_Supplied material:_
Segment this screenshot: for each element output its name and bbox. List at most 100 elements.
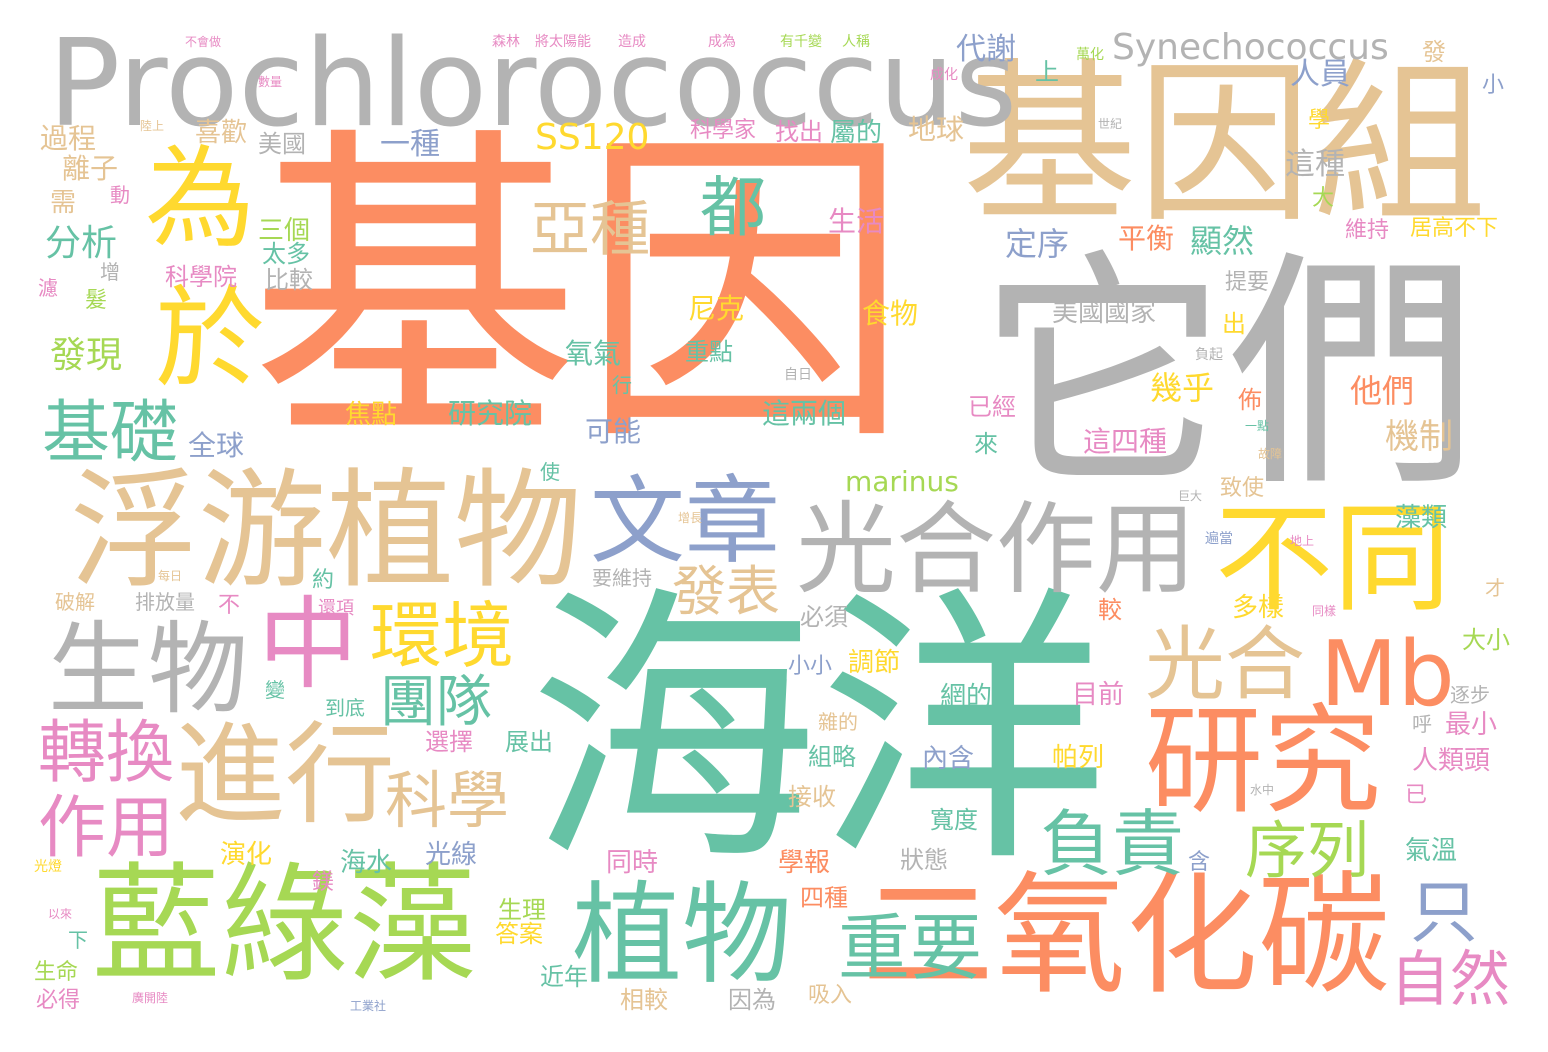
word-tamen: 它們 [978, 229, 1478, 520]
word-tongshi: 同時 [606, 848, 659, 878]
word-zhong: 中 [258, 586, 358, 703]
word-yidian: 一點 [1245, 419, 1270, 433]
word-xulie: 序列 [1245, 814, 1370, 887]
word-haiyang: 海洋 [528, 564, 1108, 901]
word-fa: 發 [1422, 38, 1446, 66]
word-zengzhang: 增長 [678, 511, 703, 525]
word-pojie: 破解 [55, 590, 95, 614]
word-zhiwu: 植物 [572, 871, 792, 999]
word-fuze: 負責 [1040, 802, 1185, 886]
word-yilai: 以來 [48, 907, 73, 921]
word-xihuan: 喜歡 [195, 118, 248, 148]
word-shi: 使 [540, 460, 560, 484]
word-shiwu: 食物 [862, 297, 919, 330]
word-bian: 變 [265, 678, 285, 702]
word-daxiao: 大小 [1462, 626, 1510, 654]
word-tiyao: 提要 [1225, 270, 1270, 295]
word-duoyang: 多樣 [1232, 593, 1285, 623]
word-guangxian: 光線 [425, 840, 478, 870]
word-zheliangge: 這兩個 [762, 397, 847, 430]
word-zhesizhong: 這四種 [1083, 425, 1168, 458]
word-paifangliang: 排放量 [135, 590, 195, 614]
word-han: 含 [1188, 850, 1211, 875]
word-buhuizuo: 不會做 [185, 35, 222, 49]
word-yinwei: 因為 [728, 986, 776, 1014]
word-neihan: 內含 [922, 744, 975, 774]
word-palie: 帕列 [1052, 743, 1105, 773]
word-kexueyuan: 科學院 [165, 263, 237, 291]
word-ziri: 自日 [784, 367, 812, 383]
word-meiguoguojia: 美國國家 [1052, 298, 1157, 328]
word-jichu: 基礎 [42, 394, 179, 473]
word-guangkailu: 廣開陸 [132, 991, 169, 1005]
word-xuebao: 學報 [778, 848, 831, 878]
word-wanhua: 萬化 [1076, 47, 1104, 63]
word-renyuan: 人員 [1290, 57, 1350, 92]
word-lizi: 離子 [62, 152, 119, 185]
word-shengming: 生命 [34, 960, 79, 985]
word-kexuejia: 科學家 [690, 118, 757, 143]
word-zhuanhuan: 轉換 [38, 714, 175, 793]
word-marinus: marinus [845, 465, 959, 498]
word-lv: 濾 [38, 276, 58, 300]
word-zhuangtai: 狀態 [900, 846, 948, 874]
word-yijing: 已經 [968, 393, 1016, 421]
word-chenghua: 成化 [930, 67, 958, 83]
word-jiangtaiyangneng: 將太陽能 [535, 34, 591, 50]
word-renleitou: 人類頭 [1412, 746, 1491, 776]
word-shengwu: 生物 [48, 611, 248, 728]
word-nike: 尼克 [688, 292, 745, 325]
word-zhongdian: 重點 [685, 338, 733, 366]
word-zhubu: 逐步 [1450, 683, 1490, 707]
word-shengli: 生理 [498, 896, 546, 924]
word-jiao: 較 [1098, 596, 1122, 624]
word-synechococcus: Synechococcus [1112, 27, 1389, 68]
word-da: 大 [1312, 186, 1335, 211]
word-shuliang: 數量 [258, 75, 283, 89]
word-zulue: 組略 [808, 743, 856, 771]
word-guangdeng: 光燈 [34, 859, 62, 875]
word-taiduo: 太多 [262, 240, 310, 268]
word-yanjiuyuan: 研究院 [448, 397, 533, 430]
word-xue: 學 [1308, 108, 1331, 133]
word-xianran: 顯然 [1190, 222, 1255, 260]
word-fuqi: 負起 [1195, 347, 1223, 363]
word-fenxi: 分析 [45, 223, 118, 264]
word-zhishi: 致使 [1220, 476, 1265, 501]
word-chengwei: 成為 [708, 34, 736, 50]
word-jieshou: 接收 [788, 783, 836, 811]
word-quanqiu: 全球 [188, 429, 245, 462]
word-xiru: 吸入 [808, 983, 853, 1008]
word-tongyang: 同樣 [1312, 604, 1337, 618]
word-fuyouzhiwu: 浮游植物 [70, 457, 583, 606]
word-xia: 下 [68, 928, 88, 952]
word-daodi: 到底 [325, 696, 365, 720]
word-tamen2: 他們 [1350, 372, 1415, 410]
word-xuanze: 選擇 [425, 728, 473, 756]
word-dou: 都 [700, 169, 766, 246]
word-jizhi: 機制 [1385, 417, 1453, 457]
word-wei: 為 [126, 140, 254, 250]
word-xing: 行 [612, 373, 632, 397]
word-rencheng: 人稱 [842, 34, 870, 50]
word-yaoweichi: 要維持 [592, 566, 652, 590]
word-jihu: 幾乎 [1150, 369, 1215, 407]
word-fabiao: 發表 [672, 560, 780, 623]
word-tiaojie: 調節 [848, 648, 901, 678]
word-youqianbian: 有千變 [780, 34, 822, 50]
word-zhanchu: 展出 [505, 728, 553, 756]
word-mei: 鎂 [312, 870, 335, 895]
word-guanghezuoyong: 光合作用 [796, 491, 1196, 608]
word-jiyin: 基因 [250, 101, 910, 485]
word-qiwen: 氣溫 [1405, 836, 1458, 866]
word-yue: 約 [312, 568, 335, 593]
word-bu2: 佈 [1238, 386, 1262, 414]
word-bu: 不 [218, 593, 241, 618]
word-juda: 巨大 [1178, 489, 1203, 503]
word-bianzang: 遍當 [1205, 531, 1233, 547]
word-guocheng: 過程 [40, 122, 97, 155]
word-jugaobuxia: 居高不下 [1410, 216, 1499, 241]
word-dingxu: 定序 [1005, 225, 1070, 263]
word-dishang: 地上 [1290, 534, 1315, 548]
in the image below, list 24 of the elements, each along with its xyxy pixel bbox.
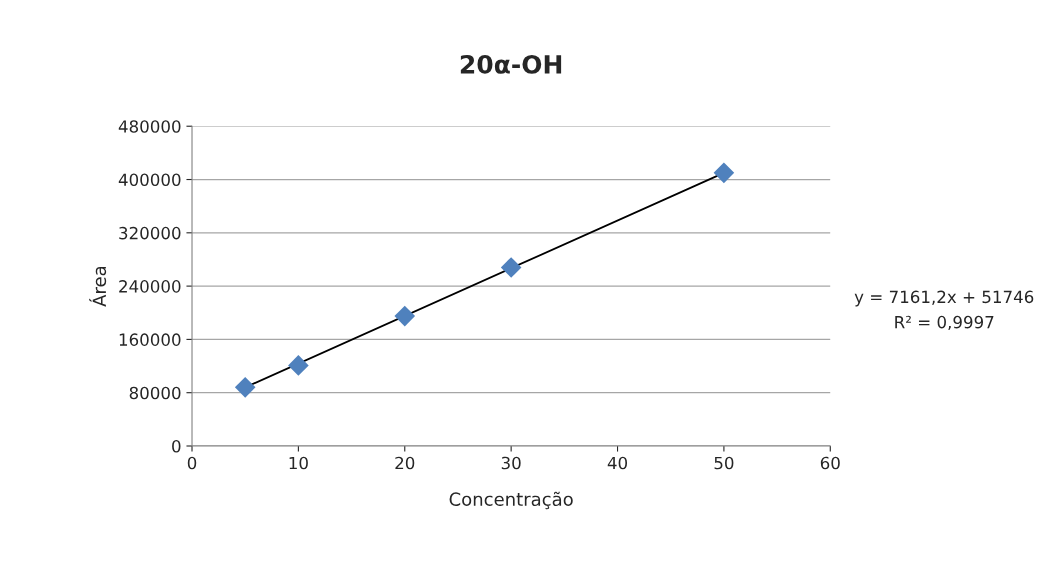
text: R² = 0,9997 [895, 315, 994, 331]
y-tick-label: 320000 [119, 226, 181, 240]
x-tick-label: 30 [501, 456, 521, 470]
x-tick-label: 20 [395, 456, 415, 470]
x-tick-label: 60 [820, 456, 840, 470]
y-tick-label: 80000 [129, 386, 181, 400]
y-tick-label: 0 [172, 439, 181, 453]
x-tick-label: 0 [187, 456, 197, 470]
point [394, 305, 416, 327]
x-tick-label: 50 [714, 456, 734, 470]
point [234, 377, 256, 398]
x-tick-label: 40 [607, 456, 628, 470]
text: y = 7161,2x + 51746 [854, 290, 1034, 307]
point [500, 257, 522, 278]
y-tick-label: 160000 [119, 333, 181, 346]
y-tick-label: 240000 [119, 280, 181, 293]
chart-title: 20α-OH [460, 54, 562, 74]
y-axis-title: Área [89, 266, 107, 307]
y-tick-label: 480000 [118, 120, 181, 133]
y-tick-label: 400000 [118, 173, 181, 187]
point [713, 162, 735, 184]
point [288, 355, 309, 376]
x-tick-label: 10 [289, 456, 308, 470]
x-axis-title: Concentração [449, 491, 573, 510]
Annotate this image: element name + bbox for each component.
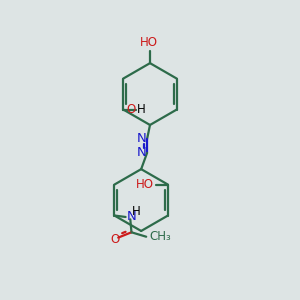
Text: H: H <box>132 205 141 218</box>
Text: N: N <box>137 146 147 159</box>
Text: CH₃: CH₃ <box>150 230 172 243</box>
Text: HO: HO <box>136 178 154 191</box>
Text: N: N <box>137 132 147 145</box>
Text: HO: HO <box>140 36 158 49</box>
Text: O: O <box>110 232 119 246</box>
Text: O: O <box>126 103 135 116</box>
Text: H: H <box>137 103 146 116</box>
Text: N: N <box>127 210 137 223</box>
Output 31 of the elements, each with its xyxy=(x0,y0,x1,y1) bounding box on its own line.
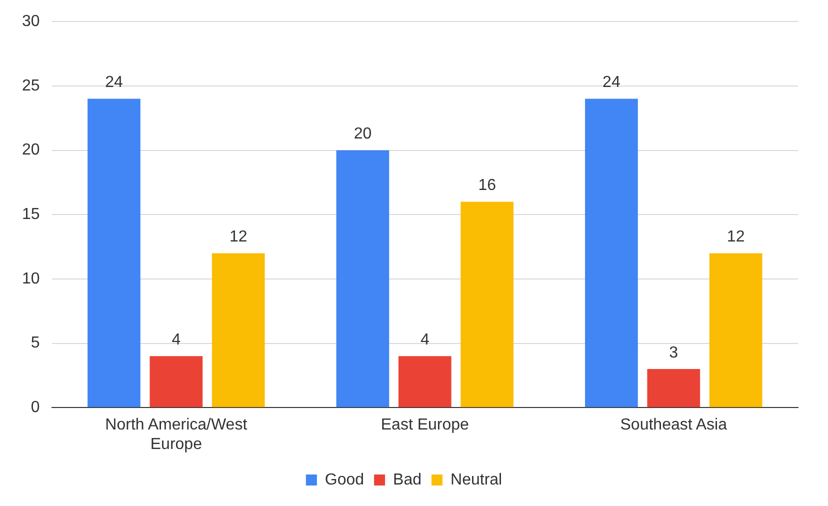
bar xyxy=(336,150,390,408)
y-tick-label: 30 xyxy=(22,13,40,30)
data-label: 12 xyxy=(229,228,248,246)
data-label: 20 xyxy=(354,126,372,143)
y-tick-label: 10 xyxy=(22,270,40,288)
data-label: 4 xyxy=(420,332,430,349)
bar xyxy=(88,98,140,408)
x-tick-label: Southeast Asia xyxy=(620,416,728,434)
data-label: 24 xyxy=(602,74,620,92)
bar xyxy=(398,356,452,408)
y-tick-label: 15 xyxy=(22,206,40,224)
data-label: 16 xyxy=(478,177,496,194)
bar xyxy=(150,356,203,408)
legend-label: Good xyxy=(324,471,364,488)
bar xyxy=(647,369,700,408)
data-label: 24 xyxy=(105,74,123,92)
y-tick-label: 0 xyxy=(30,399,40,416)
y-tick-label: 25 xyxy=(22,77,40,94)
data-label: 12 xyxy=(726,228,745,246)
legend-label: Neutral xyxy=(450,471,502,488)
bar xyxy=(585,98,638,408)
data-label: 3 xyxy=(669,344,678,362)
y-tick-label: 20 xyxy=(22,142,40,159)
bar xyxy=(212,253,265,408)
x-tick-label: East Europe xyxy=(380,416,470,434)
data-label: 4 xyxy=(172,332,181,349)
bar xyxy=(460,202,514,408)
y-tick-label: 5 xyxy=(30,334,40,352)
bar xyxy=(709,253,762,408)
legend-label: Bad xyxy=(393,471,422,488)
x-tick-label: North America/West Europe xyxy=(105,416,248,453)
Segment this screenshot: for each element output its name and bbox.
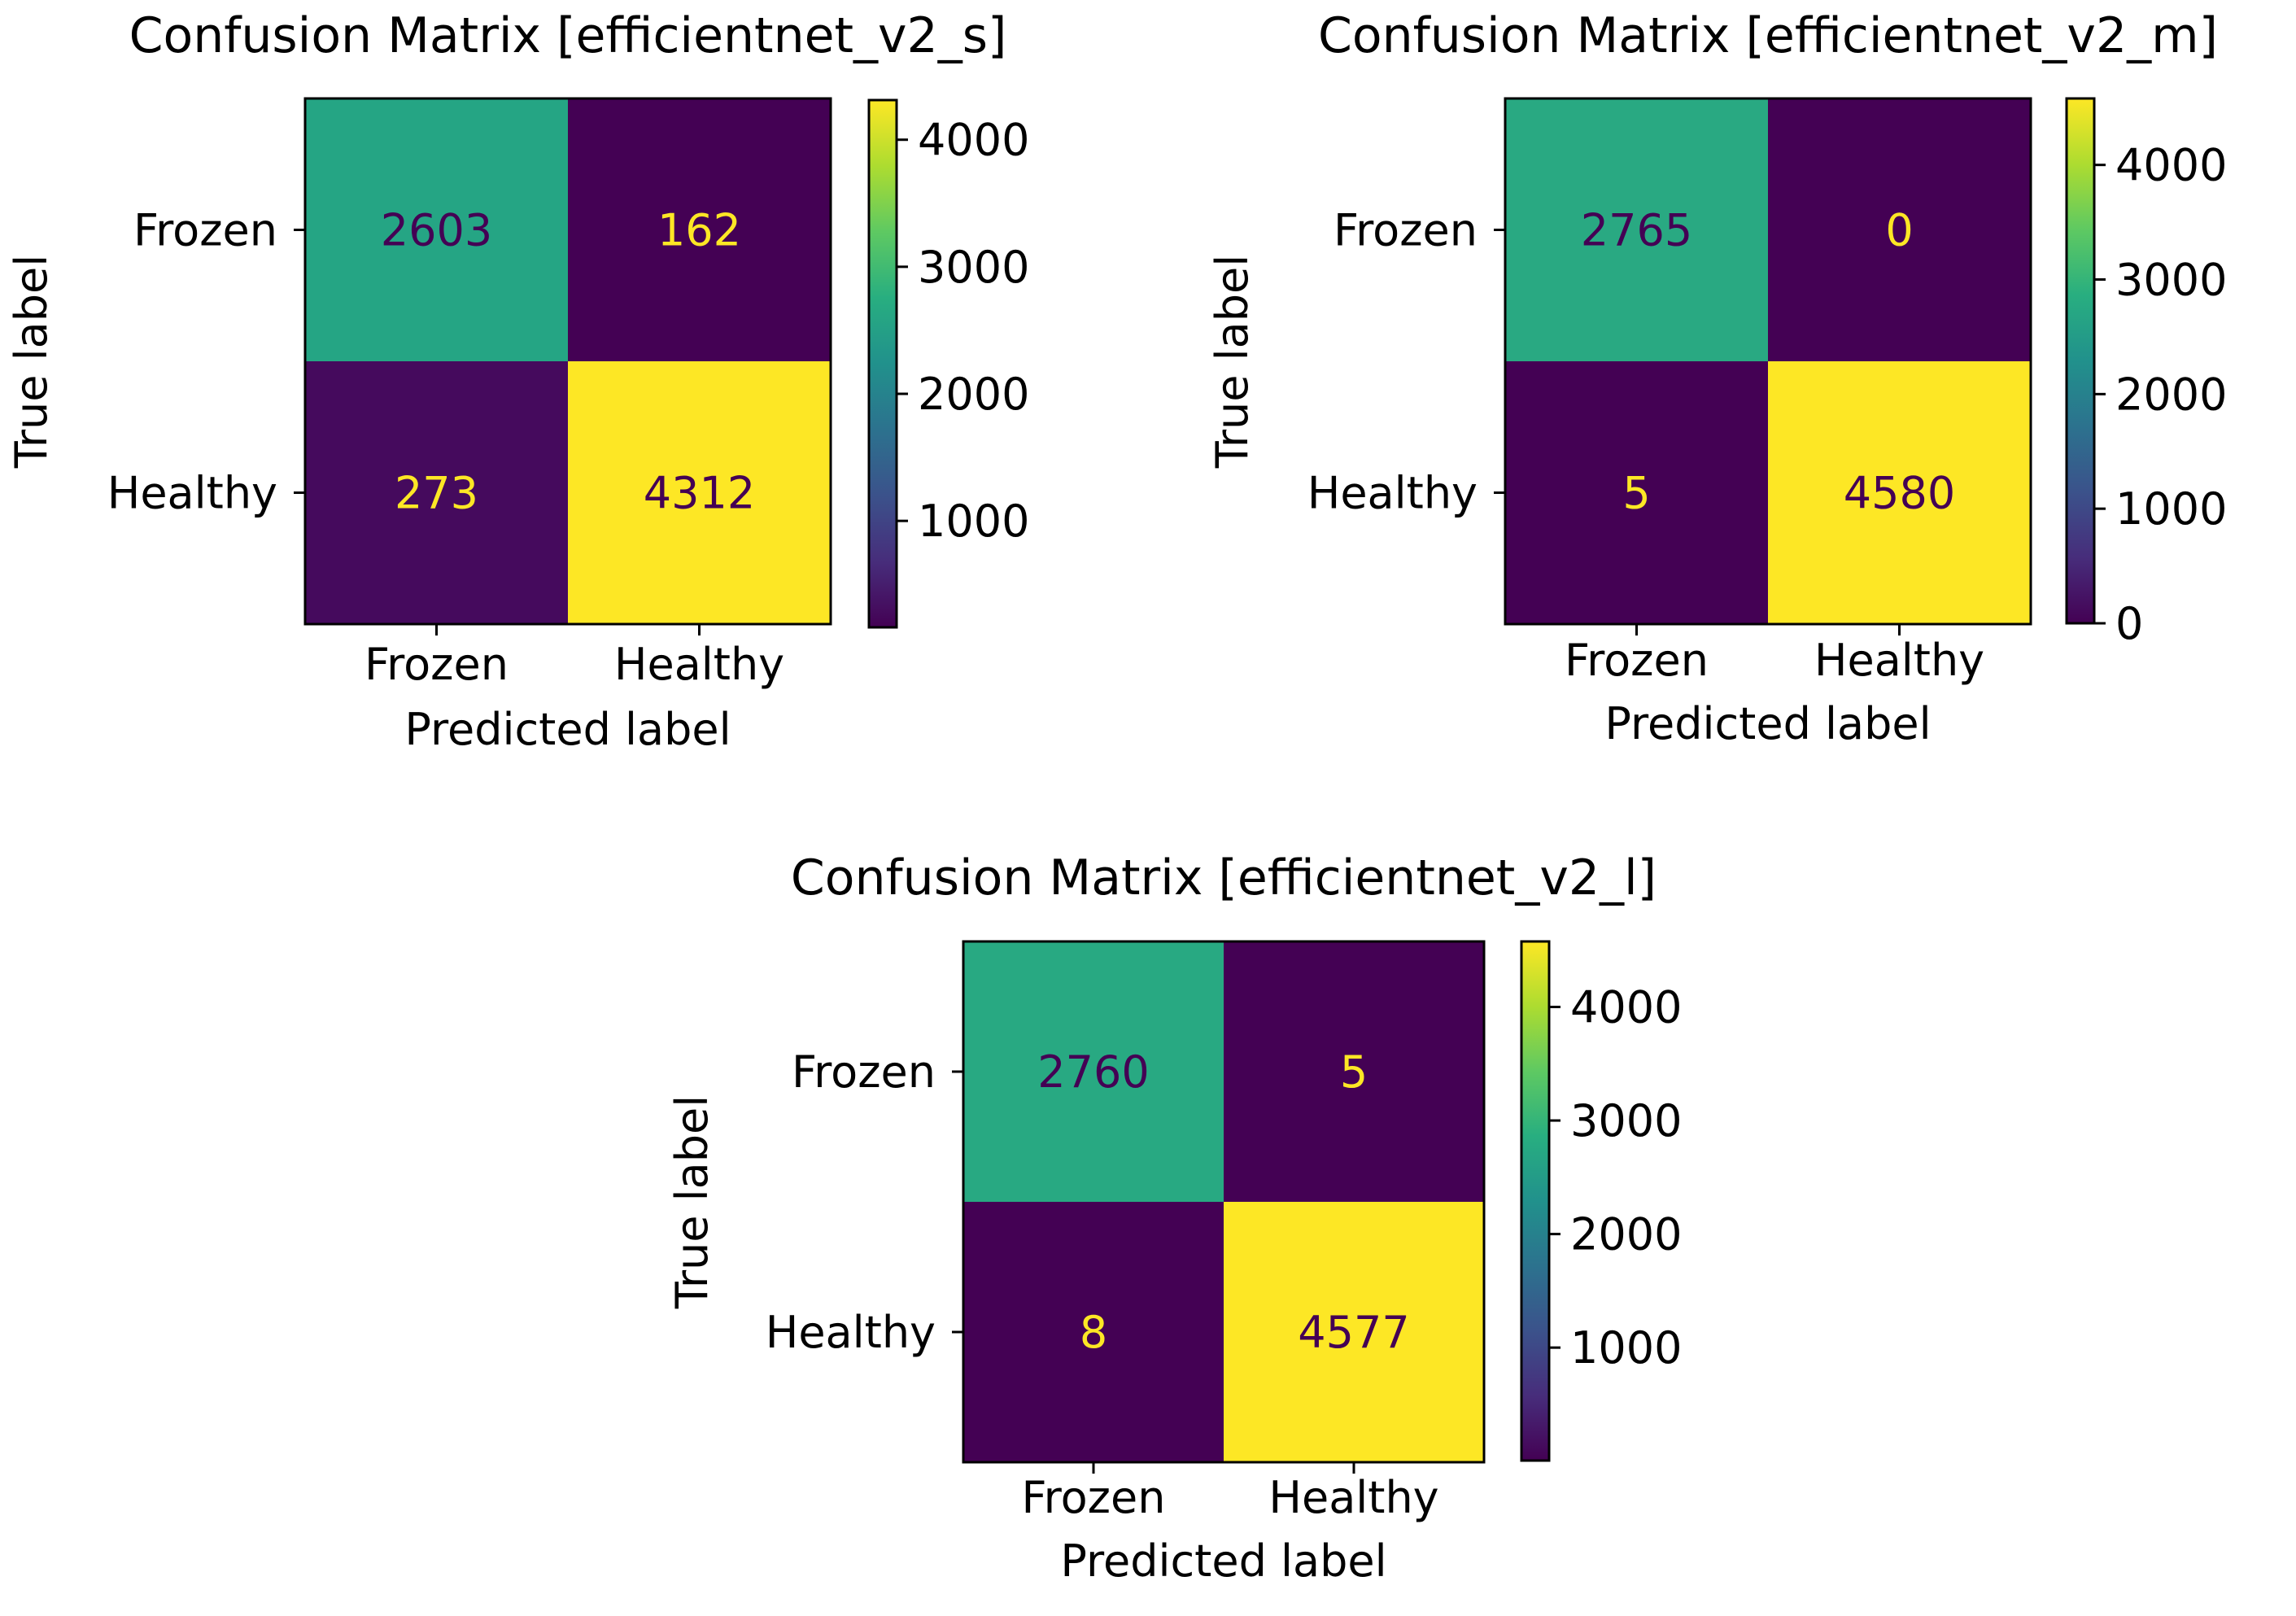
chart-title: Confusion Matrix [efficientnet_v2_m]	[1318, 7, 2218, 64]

_What you will do:_
Edit the listing, beginning at the line that contains "text: R² = 0,9997 [895, 315, 994, 331]" and stopping after the line that contains "Output 31 of": replace "point" with "marker" throughout and leave everything else unchanged, omitting the pictures from your answer.

_Solution to the problem:_
text: R² = 0,9997 [895, 315, 994, 331]
y-tick-label: 320000 [119, 226, 181, 240]
x-tick-label: 30 [501, 456, 521, 470]
x-tick-label: 20 [395, 456, 415, 470]
x-tick-label: 60 [820, 456, 840, 470]
y-tick-label: 80000 [129, 386, 181, 400]
y-tick-label: 0 [172, 439, 181, 453]
x-tick-label: 0 [187, 456, 197, 470]
marker [394, 305, 416, 327]
x-tick-label: 50 [714, 456, 734, 470]
marker [234, 377, 256, 398]
x-tick-label: 40 [607, 456, 628, 470]
text: y = 7161,2x + 51746 [854, 290, 1034, 307]
marker [500, 257, 522, 278]
y-tick-label: 160000 [119, 333, 181, 346]
y-tick-label: 240000 [119, 280, 181, 293]
chart-title: 20α-OH [460, 54, 562, 74]
y-axis-title: Área [89, 266, 107, 307]
y-tick-label: 480000 [118, 120, 181, 133]
y-tick-label: 400000 [118, 173, 181, 187]
marker [713, 162, 735, 184]
marker [288, 355, 309, 376]
x-tick-label: 10 [289, 456, 308, 470]
x-axis-title: Concentração [449, 491, 573, 510]
Annotate this image: element name + bbox for each component.
Text: H: H <box>132 205 141 218</box>
Text: N: N <box>137 146 147 159</box>
Text: CH₃: CH₃ <box>150 230 172 243</box>
Text: HO: HO <box>136 178 154 191</box>
Text: N: N <box>137 132 147 145</box>
Text: HO: HO <box>140 36 158 49</box>
Text: O: O <box>110 232 119 246</box>
Text: O: O <box>126 103 135 116</box>
Text: H: H <box>137 103 146 116</box>
Text: N: N <box>127 210 137 223</box>
Output 31 of the elements, each with its xyxy=(x0,y0,x1,y1) bounding box on its own line.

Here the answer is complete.